--- start Given records ---

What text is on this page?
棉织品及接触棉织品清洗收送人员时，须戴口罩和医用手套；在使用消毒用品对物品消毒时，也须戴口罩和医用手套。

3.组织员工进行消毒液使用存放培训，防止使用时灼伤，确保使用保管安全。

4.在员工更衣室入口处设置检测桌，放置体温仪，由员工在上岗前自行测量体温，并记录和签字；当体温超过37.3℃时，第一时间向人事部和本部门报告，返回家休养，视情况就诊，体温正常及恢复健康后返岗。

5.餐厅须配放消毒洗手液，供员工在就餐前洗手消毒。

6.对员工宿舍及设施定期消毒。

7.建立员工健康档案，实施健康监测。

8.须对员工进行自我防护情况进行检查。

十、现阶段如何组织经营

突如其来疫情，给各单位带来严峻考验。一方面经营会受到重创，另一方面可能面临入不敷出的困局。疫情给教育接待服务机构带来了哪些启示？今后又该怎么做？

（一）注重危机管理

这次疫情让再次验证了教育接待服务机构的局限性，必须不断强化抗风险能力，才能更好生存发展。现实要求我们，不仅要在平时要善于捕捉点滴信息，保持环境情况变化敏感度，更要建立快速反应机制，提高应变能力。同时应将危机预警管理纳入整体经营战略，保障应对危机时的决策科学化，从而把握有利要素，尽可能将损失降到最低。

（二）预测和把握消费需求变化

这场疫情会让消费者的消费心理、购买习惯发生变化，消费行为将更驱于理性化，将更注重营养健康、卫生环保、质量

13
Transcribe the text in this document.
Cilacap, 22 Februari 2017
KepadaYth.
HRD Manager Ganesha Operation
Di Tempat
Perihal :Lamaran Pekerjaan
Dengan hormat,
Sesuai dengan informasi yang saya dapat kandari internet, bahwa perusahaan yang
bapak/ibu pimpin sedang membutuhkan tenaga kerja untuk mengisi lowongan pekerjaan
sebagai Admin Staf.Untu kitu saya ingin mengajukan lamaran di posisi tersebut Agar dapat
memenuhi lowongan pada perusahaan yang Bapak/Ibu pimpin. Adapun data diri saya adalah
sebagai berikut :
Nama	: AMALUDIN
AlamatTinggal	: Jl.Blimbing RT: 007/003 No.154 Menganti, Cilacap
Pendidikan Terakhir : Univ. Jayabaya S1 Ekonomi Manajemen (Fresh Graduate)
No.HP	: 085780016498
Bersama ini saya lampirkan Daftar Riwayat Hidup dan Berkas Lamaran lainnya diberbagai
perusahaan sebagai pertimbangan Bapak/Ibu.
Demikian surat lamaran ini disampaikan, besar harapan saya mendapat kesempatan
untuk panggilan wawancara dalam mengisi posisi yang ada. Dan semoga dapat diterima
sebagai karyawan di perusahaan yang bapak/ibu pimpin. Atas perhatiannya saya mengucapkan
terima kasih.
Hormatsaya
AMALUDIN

--- end Given records ---

What you should do: Take the entries above and copy them out exactly.

Written answer:
What text is on this page?
棉织品及接触棉织品清洗收送人员时，须戴口罩和医用手套；在使用消毒用品对物品消毒时，也须戴口罩和医用手套。

3.组织员工进行消毒液使用存放培训，防止使用时灼伤，确保使用保管安全。

4.在员工更衣室入口处设置检测桌，放置体温仪，由员工在上岗前自行测量体温，并记录和签字；当体温超过37.3℃时，第一时间向人事部和本部门报告，返回家休养，视情况就诊，体温正常及恢复健康后返岗。

5.餐厅须配放消毒洗手液，供员工在就餐前洗手消毒。

6.对员工宿舍及设施定期消毒。

7.建立员工健康档案，实施健康监测。

8.须对员工进行自我防护情况进行检查。

十、现阶段如何组织经营

突如其来疫情，给各单位带来严峻考验。一方面经营会受到重创，另一方面可能面临入不敷出的困局。疫情给教育接待服务机构带来了哪些启示？今后又该怎么做？

（一）注重危机管理

这次疫情让再次验证了教育接待服务机构的局限性，必须不断强化抗风险能力，才能更好生存发展。现实要求我们，不仅要在平时要善于捕捉点滴信息，保持环境情况变化敏感度，更要建立快速反应机制，提高应变能力。同时应将危机预警管理纳入整体经营战略，保障应对危机时的决策科学化，从而把握有利要素，尽可能将损失降到最低。

（二）预测和把握消费需求变化

这场疫情会让消费者的消费心理、购买习惯发生变化，消费行为将更驱于理性化，将更注重营养健康、卫生环保、质量

13
Transcribe the text in this document.
Cilacap, 22 Februari 2017
KepadaYth.
HRD Manager Ganesha Operation
Di Tempat
Perihal :Lamaran Pekerjaan
Dengan hormat,
Sesuai dengan informasi yang saya dapat kandari internet, bahwa perusahaan yang
bapak/ibu pimpin sedang membutuhkan tenaga kerja untuk mengisi lowongan pekerjaan
sebagai Admin Staf.Untu kitu saya ingin mengajukan lamaran di posisi tersebut Agar dapat
memenuhi lowongan pada perusahaan yang Bapak/Ibu pimpin. Adapun data diri saya adalah
sebagai berikut :
Nama	: AMALUDIN
AlamatTinggal	: Jl.Blimbing RT: 007/003 No.154 Menganti, Cilacap
Pendidikan Terakhir : Univ. Jayabaya S1 Ekonomi Manajemen (Fresh Graduate)
No.HP	: 085780016498
Bersama ini saya lampirkan Daftar Riwayat Hidup dan Berkas Lamaran lainnya diberbagai
perusahaan sebagai pertimbangan Bapak/Ibu.
Demikian surat lamaran ini disampaikan, besar harapan saya mendapat kesempatan
untuk panggilan wawancara dalam mengisi posisi yang ada. Dan semoga dapat diterima
sebagai karyawan di perusahaan yang bapak/ibu pimpin. Atas perhatiannya saya mengucapkan
terima kasih.
Hormatsaya
AMALUDIN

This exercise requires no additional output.